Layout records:
** Begin **
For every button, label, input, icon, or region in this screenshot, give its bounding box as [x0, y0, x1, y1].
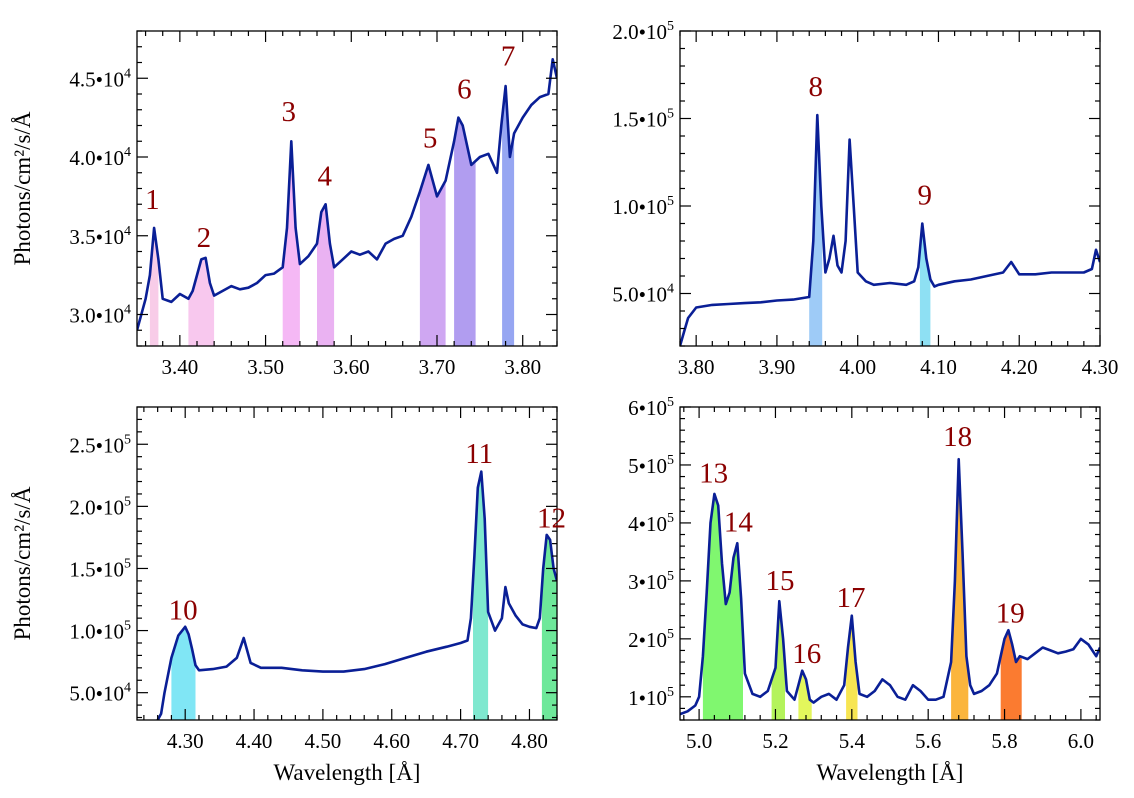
- spectrum-line: [680, 457, 1100, 716]
- spectrum-line: [137, 57, 557, 331]
- x-tick-label: 5.0: [686, 729, 712, 753]
- y-tick-label: 5.0•104: [612, 282, 674, 307]
- line-region-shade: [798, 670, 812, 720]
- peak-label: 9: [917, 179, 932, 211]
- panel-bottom-left: 4.30 4.40 4.50 4.60 4.70 4.80 5.0•104 1.0•105 1.…: [10, 406, 566, 785]
- x-tick-label: 3.90: [759, 355, 796, 379]
- panel-bottom-right: 5.0 5.2 5.4 5.6 5.8 6.0 1•105 2•105 3•105 4•105 5•…: [628, 395, 1101, 785]
- y-tick-label: 1.5•105: [612, 107, 674, 132]
- y-tick-label: 1.0•105: [69, 619, 131, 644]
- peak-label: 3: [281, 96, 296, 128]
- peak-label: 10: [169, 594, 198, 626]
- x-tick-label: 4.80: [511, 729, 548, 753]
- x-tick-label: 5.4: [839, 729, 866, 753]
- line-region-shade: [419, 164, 446, 346]
- peak-label: 12: [537, 502, 566, 534]
- y-tick-label: 1.5•105: [69, 556, 131, 581]
- line-region-shade: [454, 118, 476, 346]
- peak-label: 4: [317, 160, 332, 192]
- x-tick-label: 3.40: [161, 355, 198, 379]
- y-tick-label: 2.0•105: [69, 494, 131, 519]
- x-tick-label: 3.50: [247, 355, 284, 379]
- x-tick-label: 4.00: [839, 355, 876, 379]
- x-tick-label: 4.10: [920, 355, 957, 379]
- x-tick-label: 5.2: [762, 729, 788, 753]
- y-tick-label: 2•105: [628, 627, 674, 652]
- y-tick-label: 3.5•104: [69, 224, 131, 249]
- x-tick-label: 4.30: [1082, 355, 1119, 379]
- peak-label: 2: [197, 222, 212, 254]
- panel-top-right: 3.80 3.90 4.00 4.10 4.20 4.30 5.0•104 1.0•105 1.…: [612, 19, 1118, 379]
- y-tick-label: 1•105: [628, 685, 674, 710]
- x-tick-label: 4.30: [167, 729, 204, 753]
- x-tick-label: 6.0: [1068, 729, 1094, 753]
- spectrum-line: [680, 113, 1100, 346]
- y-tick-label: 5•105: [628, 453, 674, 478]
- line-region-shade: [702, 494, 743, 720]
- line-region-shade: [951, 465, 969, 720]
- peak-label: 19: [996, 598, 1025, 630]
- x-tick-label: 5.6: [915, 729, 941, 753]
- y-tick-label: 3.0•104: [69, 303, 131, 328]
- x-tick-label: 4.60: [373, 729, 410, 753]
- peak-label: 13: [699, 457, 728, 489]
- line-region-shade: [317, 204, 335, 346]
- spectrum-line: [156, 470, 557, 720]
- y-tick-label: 4.5•104: [69, 66, 131, 91]
- peak-label: 8: [808, 71, 823, 103]
- x-axis-label: Wavelength [Å]: [274, 760, 421, 785]
- peak-label: 7: [501, 41, 516, 73]
- line-region-shade: [919, 225, 931, 346]
- plot-frame: [679, 406, 1101, 721]
- x-tick-label: 4.40: [236, 729, 273, 753]
- line-region-shade: [282, 141, 300, 346]
- line-region-shade: [188, 257, 215, 346]
- y-tick-label: 2.5•105: [69, 432, 131, 457]
- y-tick-label: 2.0•105: [612, 19, 674, 44]
- y-tick-label: 6•105: [628, 395, 674, 420]
- peak-label: 1: [145, 184, 160, 216]
- plot-frame: [136, 406, 558, 721]
- x-tick-label: 3.70: [419, 355, 456, 379]
- y-tick-label: 3•105: [628, 569, 674, 594]
- y-tick-label: 1.0•105: [612, 194, 674, 219]
- peak-label: 14: [724, 507, 754, 539]
- peak-label: 16: [792, 638, 821, 670]
- panel-top-left: 3.40 3.50 3.60 3.70 3.80 3.0•104 3.5•104 4.0•10…: [10, 30, 558, 379]
- x-tick-label: 4.70: [442, 729, 479, 753]
- y-axis-label: Photons/cm²/s/Å: [10, 111, 35, 265]
- peak-label: 6: [457, 74, 472, 106]
- peak-label: 15: [766, 565, 795, 597]
- y-axis-label: Photons/cm²/s/Å: [10, 486, 35, 640]
- peak-label: 17: [837, 582, 866, 614]
- peak-label: 11: [465, 438, 493, 470]
- y-tick-label: 4•105: [628, 511, 674, 536]
- x-tick-label: 4.20: [1001, 355, 1038, 379]
- x-axis-label: Wavelength [Å]: [817, 760, 964, 785]
- x-tick-label: 4.50: [305, 729, 342, 753]
- line-region-shade: [171, 627, 196, 720]
- x-tick-label: 5.8: [991, 729, 1017, 753]
- shaded-regions: [702, 465, 1022, 720]
- x-tick-label: 3.80: [678, 355, 715, 379]
- x-tick-label: 3.80: [504, 355, 541, 379]
- peak-label: 5: [423, 123, 438, 155]
- line-region-shade: [1000, 631, 1022, 720]
- x-tick-label: 3.60: [333, 355, 370, 379]
- y-tick-label: 5.0•104: [69, 681, 131, 706]
- y-tick-label: 4.0•104: [69, 145, 131, 170]
- peak-label: 18: [943, 421, 972, 453]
** End **
Written task » State how many lines of the listing contain the string "frame". The match is case-sensitive. Reply with the number alone.

Expected answer » 2